■ Stated task ■
Begin at the line containing "Convert this document image to plain text." and copy exactly through the last line of the listing, skipping every picture.

■ Dataset records ■
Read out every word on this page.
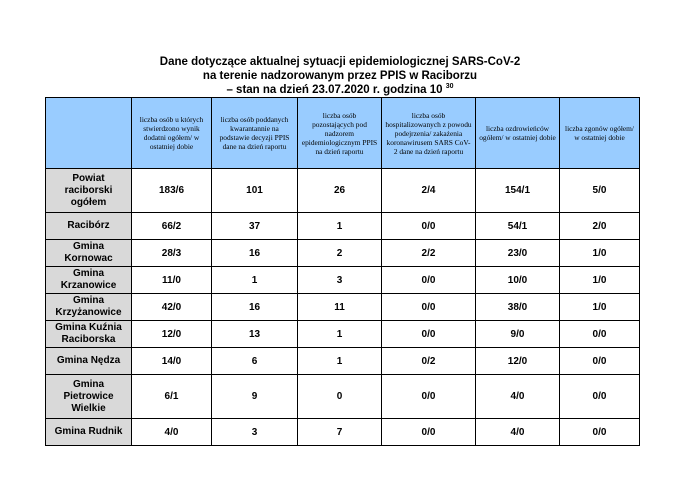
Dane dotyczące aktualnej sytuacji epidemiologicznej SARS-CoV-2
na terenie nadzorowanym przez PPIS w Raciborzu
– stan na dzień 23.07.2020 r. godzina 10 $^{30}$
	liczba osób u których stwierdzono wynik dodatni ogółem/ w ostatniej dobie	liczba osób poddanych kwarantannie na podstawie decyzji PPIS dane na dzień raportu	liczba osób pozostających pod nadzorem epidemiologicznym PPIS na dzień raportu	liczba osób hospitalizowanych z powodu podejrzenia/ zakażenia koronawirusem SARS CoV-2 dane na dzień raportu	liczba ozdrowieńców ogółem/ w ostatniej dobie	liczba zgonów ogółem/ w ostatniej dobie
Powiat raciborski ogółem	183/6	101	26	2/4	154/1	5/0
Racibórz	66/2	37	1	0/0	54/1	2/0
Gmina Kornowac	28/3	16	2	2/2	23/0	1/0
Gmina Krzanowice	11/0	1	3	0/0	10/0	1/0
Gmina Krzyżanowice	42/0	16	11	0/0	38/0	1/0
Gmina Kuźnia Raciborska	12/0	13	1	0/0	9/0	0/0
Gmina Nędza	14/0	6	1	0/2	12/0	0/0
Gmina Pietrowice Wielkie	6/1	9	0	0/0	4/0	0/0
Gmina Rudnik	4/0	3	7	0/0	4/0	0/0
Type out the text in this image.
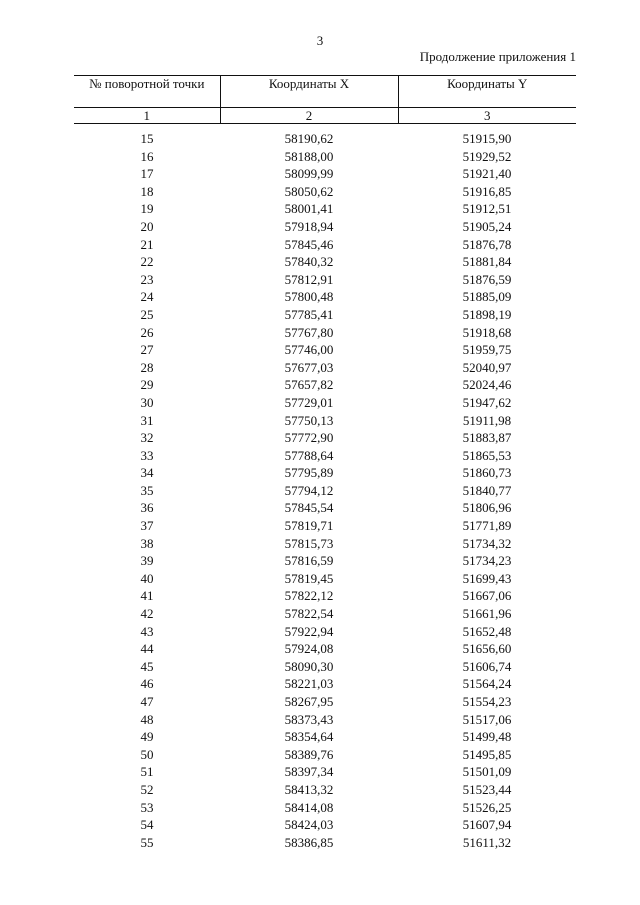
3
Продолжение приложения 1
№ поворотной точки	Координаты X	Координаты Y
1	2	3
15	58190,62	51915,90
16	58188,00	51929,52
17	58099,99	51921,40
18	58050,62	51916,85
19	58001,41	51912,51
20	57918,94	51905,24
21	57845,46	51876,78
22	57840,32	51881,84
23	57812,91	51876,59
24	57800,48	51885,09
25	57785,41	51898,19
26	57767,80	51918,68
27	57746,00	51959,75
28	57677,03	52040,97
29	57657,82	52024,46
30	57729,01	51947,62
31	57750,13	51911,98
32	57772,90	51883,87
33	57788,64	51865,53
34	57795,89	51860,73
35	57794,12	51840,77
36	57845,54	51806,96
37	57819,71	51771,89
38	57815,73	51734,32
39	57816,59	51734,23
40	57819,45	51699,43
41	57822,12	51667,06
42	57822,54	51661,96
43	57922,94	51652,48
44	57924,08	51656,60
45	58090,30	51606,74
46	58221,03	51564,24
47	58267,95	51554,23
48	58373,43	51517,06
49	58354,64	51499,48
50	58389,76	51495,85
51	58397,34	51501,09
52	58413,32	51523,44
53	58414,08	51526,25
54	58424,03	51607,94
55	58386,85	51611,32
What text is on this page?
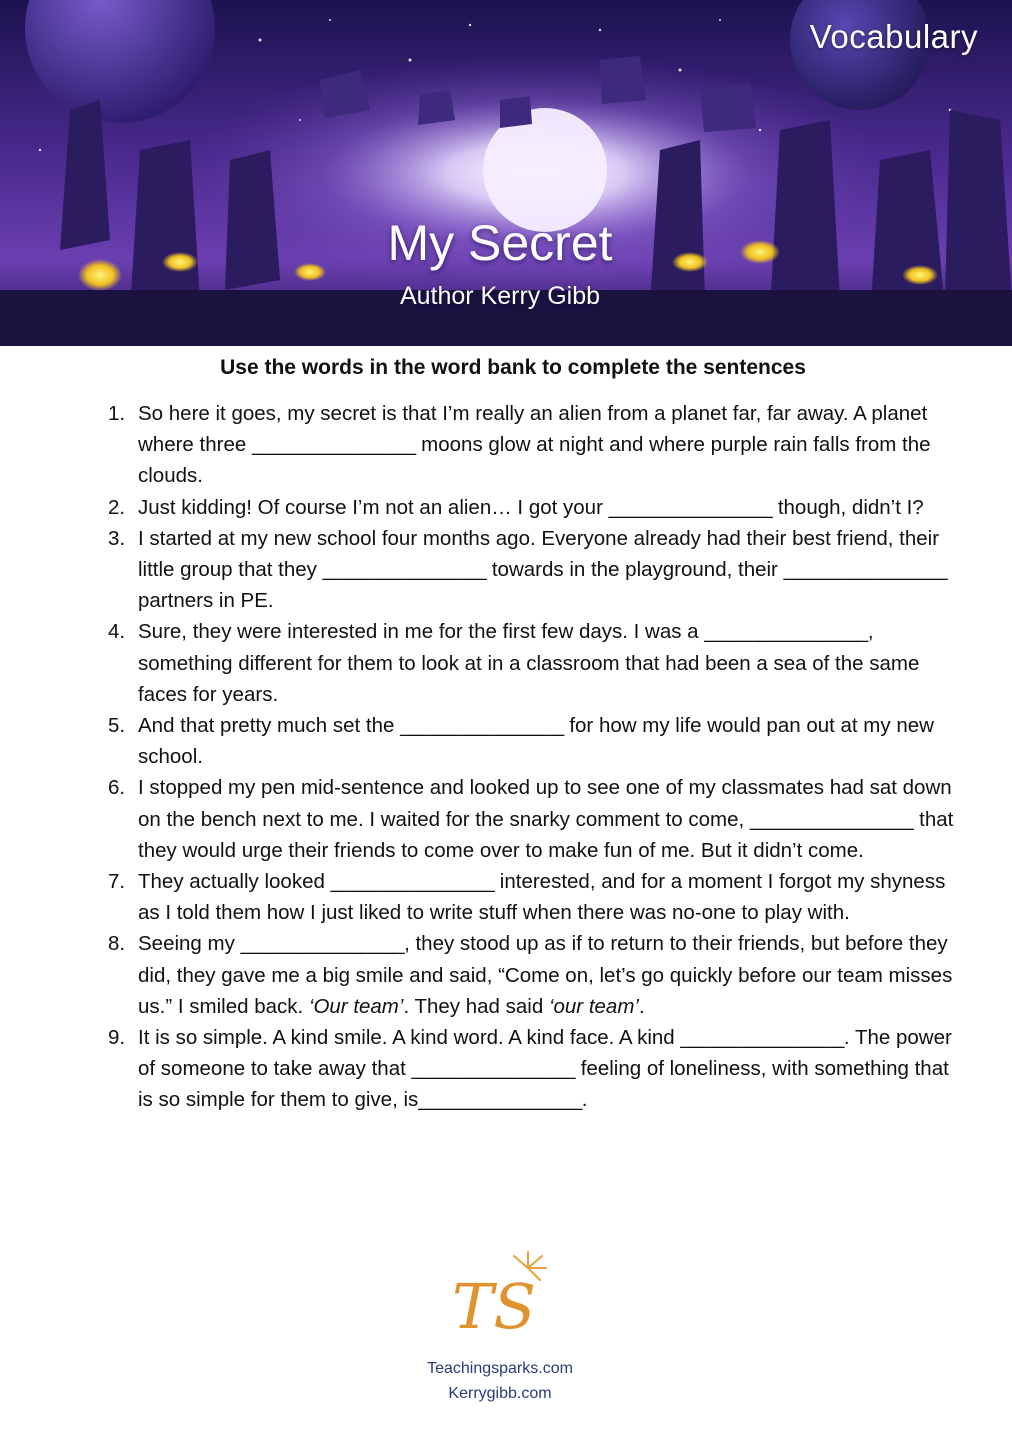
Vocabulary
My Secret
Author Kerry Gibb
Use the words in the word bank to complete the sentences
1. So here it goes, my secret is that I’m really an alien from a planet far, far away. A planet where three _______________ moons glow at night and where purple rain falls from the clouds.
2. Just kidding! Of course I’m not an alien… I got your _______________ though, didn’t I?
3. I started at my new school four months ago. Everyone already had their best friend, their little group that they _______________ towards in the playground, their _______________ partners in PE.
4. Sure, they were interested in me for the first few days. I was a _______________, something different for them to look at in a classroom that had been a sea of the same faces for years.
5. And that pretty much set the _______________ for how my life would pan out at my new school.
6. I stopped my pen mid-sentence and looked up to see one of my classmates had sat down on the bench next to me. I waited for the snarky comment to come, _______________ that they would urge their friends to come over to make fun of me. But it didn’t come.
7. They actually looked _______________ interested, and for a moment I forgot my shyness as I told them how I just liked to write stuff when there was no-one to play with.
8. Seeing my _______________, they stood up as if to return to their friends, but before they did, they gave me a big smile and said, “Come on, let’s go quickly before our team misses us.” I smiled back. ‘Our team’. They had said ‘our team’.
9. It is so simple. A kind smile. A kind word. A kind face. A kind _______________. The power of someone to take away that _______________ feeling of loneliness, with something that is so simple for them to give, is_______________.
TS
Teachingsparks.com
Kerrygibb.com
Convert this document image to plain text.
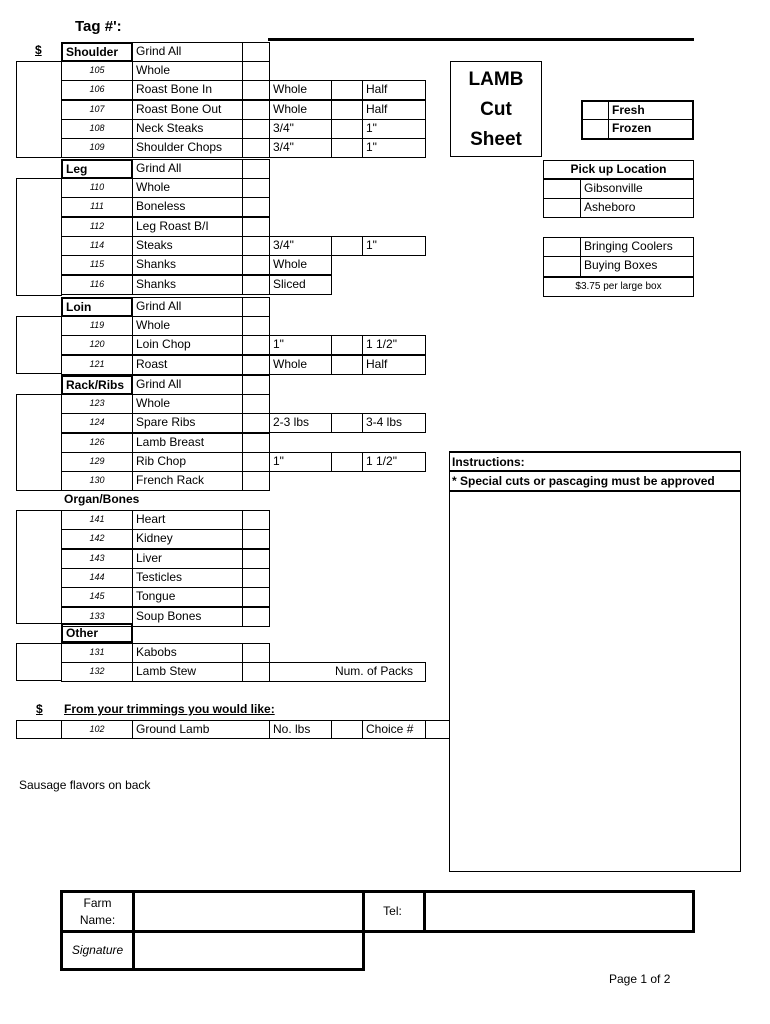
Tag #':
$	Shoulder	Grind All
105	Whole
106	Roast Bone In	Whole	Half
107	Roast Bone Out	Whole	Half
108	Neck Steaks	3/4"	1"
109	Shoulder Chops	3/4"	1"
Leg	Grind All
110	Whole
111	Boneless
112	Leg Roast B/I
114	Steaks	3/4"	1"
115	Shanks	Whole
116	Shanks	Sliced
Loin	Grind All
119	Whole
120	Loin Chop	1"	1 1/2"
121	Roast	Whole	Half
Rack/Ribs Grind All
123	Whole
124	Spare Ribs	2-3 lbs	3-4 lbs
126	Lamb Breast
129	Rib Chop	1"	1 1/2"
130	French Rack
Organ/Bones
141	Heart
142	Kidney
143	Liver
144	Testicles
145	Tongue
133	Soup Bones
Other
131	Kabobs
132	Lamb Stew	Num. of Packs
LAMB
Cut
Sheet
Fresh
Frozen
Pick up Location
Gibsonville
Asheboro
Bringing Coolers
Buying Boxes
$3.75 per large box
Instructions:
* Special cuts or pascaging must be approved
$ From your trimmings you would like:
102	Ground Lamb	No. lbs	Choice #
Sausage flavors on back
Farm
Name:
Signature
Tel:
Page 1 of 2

■ The response ■
Convert this document image to plain text.
Tag #':
$	Shoulder	Grind All
105	Whole
106	Roast Bone In	Whole	Half
107	Roast Bone Out	Whole	Half
108	Neck Steaks	3/4"	1"
109	Shoulder Chops	3/4"	1"
Leg	Grind All
110	Whole
111	Boneless
112	Leg Roast B/I
114	Steaks	3/4"	1"
115	Shanks	Whole
116	Shanks	Sliced
Loin	Grind All
119	Whole
120	Loin Chop	1"	1 1/2"
121	Roast	Whole	Half
Rack/Ribs Grind All
123	Whole
124	Spare Ribs	2-3 lbs	3-4 lbs
126	Lamb Breast
129	Rib Chop	1"	1 1/2"
130	French Rack
Organ/Bones
141	Heart
142	Kidney
143	Liver
144	Testicles
145	Tongue
133	Soup Bones
Other
131	Kabobs
132	Lamb Stew	Num. of Packs
LAMB
Cut
Sheet
Fresh
Frozen
Pick up Location
Gibsonville
Asheboro
Bringing Coolers
Buying Boxes
$3.75 per large box
Instructions:
* Special cuts or pascaging must be approved
$ From your trimmings you would like:
102	Ground Lamb	No. lbs	Choice #
Sausage flavors on back
Farm
Name:
Signature
Tel:
Page 1 of 2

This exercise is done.